Aim | Carry on the article about direct linking in affiliate marketing, writing on from its last sentence.

Document section |
What effect does direct linking have on your bottom line in affiliate marketing?

Most affiliate managers and brand owners disapprove of the practice of a direct link from an affiliate marketer's search campaign to the advertiser's website.

Although it is frowned upon, the habit may simply be something you dislike and find bothersome or it may become a more significant problem that leads to unwise judgments that end up costing money either directly or indirectly. To be assured, the impact must be assessed using real, tangible numbers.

What is direct linking?

Sending traffic straight to an affiliate offer from a traffic source is known as direct linking. In order to avoid the need for a landing page, an advertisement is put on the traffic source that, when clicked, takes the user directly to the offer.

It produces a one-step conversion procedure that is seamless for the visitor. It is a straightforward but constrained approach for affiliates to set up campaigns and test out new offers.

Direct linking occurs when an affiliate uses your web site address as its display URL in search ads. The structure of the search ad consists of the following:

  • Display URN is your domain
  • The destination URL is an affiliate redirect link
  • The final landing page is part of your domain

Many times the affiliate will also re-use your ad copy in their ads—which makes the ad appear to be you.

Entries |
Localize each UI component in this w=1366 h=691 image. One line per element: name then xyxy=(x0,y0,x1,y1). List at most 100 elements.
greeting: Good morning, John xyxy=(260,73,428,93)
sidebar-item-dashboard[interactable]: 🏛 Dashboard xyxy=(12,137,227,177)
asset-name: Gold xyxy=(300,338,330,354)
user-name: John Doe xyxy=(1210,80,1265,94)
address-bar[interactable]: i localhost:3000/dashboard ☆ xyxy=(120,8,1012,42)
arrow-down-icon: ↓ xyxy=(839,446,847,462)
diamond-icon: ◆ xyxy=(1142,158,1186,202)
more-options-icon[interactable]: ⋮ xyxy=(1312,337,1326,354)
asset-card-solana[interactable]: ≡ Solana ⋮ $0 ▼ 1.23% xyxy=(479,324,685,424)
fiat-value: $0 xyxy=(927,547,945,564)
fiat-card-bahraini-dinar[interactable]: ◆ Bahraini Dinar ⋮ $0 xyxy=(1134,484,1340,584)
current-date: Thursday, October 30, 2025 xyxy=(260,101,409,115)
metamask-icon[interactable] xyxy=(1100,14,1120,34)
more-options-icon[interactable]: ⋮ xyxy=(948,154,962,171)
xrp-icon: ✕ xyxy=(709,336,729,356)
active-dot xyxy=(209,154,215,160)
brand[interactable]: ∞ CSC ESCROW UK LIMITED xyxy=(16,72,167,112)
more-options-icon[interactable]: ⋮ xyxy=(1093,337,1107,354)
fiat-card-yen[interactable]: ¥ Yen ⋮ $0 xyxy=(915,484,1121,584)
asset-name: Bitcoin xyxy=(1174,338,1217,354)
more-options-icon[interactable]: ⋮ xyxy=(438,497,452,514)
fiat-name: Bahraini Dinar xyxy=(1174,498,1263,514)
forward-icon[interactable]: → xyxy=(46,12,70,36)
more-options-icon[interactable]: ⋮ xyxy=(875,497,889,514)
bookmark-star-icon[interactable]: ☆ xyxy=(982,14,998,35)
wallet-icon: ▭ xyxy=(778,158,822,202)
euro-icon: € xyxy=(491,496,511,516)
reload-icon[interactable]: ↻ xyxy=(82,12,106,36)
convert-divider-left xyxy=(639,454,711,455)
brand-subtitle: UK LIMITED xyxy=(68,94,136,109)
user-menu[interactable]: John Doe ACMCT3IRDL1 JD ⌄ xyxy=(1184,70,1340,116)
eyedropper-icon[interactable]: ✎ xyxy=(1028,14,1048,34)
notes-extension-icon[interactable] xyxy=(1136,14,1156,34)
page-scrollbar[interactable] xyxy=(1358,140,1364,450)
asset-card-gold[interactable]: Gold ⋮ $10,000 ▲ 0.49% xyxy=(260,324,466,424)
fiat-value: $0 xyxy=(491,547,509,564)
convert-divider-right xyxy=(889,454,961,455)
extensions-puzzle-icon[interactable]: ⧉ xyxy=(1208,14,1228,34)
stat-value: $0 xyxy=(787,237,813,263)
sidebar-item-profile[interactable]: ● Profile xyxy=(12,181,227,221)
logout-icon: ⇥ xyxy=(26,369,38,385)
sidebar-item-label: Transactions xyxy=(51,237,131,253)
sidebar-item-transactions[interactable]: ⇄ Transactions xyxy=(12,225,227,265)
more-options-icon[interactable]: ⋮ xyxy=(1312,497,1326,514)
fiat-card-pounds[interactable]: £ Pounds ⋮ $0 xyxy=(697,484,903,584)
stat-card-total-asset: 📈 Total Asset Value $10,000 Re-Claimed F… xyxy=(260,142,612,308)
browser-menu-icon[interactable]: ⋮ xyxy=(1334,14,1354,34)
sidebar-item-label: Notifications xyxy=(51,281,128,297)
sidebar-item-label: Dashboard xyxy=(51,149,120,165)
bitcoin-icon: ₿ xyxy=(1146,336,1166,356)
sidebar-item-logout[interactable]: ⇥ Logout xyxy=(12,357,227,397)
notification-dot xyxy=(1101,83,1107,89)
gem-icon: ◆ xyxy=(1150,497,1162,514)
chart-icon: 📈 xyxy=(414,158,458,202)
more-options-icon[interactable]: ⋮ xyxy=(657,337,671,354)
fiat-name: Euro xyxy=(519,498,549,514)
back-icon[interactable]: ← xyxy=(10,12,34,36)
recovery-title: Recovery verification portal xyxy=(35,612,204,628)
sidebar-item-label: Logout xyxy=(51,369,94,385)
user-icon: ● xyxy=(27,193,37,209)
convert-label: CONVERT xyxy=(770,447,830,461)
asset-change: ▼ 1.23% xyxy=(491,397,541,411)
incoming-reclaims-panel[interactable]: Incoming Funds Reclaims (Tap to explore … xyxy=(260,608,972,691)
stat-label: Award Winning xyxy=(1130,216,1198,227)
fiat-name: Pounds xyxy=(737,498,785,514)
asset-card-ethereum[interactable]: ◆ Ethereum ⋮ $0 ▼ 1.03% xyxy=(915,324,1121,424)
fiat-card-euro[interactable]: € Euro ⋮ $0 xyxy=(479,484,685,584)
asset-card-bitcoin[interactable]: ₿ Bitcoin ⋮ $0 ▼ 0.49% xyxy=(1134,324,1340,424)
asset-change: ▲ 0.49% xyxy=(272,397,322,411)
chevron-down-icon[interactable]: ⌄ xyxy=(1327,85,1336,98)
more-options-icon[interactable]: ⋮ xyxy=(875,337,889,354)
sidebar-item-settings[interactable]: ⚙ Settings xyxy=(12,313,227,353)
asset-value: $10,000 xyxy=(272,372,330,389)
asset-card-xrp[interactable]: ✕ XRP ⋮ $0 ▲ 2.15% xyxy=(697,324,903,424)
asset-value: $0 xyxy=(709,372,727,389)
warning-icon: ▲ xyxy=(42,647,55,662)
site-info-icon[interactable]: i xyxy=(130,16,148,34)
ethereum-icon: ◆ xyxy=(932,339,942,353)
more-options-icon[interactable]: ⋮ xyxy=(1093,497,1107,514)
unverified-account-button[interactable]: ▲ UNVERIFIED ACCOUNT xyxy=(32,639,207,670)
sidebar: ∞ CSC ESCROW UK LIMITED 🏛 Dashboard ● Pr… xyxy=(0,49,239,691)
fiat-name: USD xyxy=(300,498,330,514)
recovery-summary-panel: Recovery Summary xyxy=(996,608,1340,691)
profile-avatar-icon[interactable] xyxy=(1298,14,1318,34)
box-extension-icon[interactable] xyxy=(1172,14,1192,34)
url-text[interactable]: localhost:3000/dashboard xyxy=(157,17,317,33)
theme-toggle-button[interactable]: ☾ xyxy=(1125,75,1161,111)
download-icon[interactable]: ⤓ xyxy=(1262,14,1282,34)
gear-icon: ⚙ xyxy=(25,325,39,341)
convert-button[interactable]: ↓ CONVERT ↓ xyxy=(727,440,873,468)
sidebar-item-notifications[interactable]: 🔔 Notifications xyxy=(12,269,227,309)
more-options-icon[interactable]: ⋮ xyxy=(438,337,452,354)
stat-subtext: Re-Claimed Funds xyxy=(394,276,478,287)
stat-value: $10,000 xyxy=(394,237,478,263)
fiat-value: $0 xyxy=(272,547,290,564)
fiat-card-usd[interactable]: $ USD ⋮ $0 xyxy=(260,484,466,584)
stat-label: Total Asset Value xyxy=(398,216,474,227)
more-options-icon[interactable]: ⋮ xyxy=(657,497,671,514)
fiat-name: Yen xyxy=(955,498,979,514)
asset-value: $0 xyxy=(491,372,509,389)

Result of the exercise |
How does direct linking impact your bottom line :

Customers do not notice a negative impact from this strategy because they ultimately land on your website, which is where they originally intended to go.

However, your bottom line will suffer as a result. Why is this: The same display URL can only be displayed by one advertiser at a time on Google and Yahoo. That implies that while your affiliate's advertisement is served, your advertisement is not, and vice versa. Your losses from this action probably include:

Increased CPC : In essence, you and your affiliate are vying to be served in the SERPs. You need a higher CPC and/or a better quality score in order to outperform your affiliate. Your quality scores ought to be the same as the affiliate is using your ad copy text and driving traffic to your landing page. As a result, your only area of competition is cost per click. You will back and forth with your affiliates, raising the cost for each keyword.

Fewer clicks : You give up clicks to your affiliate when their advertisements are delivered and yours are not. This implies that you will see a reduced volume of clicks on phrases where you are competing against your affiliate when you run your ROI or CPA models against your keyword list.

Lower impression volume : When your affiliates’ ads are being served, and yours are not, your affiliate is generating impressions which you will not receive.

Cookie confusion : When doing research or shopping, people frequently use the same keyword in repeated searches and return to the same adverts. Your affiliate will receive cookie credit for the sale if the customer first clicks on the affiliate's version of your advertisement and receives a cookie, then shops and clicks on your advertisement and makes a purchase. In such case, you would end up paying the affiliate twice for the same buyer—once for the click and once for the commission.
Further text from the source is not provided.